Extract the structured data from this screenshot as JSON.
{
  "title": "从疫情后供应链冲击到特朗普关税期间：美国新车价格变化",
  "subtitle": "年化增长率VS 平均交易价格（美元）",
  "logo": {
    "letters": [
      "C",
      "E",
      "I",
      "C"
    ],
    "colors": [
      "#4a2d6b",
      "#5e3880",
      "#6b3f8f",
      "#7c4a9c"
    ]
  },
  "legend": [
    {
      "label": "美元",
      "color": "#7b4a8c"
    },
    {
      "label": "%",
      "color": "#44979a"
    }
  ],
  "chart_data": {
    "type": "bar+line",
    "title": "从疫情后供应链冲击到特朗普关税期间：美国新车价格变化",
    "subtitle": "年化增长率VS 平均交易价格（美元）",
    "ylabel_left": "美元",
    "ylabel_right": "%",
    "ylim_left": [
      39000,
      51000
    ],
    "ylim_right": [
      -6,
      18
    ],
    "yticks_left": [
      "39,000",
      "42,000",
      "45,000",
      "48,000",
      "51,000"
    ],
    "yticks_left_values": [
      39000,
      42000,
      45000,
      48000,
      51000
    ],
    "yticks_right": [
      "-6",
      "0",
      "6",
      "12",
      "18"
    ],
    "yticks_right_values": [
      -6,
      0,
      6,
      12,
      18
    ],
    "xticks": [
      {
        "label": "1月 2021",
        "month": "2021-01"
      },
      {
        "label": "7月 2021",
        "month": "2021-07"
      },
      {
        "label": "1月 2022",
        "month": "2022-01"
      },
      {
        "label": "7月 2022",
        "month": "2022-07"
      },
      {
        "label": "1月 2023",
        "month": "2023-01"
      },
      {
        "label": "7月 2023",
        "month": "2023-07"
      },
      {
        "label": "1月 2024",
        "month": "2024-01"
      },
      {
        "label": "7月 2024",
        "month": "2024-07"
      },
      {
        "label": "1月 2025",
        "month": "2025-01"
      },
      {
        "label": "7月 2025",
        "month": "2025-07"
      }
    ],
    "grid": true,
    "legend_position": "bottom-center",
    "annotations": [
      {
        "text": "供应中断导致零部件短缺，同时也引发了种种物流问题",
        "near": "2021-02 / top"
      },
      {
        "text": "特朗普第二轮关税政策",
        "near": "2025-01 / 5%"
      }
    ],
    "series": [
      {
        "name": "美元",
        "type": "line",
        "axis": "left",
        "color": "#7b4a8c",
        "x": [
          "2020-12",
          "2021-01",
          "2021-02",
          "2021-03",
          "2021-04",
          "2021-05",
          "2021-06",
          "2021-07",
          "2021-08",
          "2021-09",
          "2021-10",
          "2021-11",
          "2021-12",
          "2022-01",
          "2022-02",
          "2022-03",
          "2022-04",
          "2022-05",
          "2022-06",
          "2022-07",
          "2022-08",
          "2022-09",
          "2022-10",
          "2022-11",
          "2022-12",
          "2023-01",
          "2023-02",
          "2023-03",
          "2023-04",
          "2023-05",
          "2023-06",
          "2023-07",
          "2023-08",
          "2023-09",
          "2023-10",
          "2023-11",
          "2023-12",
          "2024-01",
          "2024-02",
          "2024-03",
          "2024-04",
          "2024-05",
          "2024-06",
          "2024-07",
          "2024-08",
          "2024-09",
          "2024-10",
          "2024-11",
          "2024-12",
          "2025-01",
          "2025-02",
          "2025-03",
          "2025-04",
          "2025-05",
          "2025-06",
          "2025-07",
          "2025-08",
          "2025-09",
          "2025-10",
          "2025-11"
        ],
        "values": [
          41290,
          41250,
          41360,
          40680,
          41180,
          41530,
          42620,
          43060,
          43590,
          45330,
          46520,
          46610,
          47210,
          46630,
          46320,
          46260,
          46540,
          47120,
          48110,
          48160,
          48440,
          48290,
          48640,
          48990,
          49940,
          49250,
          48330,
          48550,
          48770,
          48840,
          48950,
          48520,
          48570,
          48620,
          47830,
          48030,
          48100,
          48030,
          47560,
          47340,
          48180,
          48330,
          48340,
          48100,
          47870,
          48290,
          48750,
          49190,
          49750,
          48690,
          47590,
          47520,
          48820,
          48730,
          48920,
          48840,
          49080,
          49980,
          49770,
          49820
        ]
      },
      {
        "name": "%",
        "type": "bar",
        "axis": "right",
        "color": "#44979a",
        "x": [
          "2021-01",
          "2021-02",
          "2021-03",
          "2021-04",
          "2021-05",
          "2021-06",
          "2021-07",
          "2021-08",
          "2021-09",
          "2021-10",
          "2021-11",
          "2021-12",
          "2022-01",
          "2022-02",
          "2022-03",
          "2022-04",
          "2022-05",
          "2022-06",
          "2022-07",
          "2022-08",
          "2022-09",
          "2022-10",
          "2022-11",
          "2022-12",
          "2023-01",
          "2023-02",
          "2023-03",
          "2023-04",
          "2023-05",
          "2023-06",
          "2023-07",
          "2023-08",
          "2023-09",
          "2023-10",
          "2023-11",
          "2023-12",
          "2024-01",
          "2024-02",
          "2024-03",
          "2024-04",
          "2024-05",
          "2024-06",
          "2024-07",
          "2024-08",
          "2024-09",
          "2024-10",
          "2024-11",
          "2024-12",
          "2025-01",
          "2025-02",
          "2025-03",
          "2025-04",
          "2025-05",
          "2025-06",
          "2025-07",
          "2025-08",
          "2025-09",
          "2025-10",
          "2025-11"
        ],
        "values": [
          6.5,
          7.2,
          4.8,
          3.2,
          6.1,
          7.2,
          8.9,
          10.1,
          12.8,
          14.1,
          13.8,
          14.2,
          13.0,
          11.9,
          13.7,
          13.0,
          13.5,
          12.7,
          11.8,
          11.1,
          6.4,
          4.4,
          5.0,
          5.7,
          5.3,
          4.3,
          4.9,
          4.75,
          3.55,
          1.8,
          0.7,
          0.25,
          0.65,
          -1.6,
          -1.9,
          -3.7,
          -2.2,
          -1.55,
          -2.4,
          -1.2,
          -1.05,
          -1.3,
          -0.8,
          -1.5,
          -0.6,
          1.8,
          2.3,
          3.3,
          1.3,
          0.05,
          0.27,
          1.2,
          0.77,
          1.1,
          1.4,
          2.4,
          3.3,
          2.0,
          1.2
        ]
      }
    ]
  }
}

### Problem to work on
Above are the records. Identify each line that contains the word "平均交易价格".

### The solution
  "subtitle": "年化增长率VS 平均交易价格（美元）",
    "subtitle": "年化增长率VS 平均交易价格（美元）",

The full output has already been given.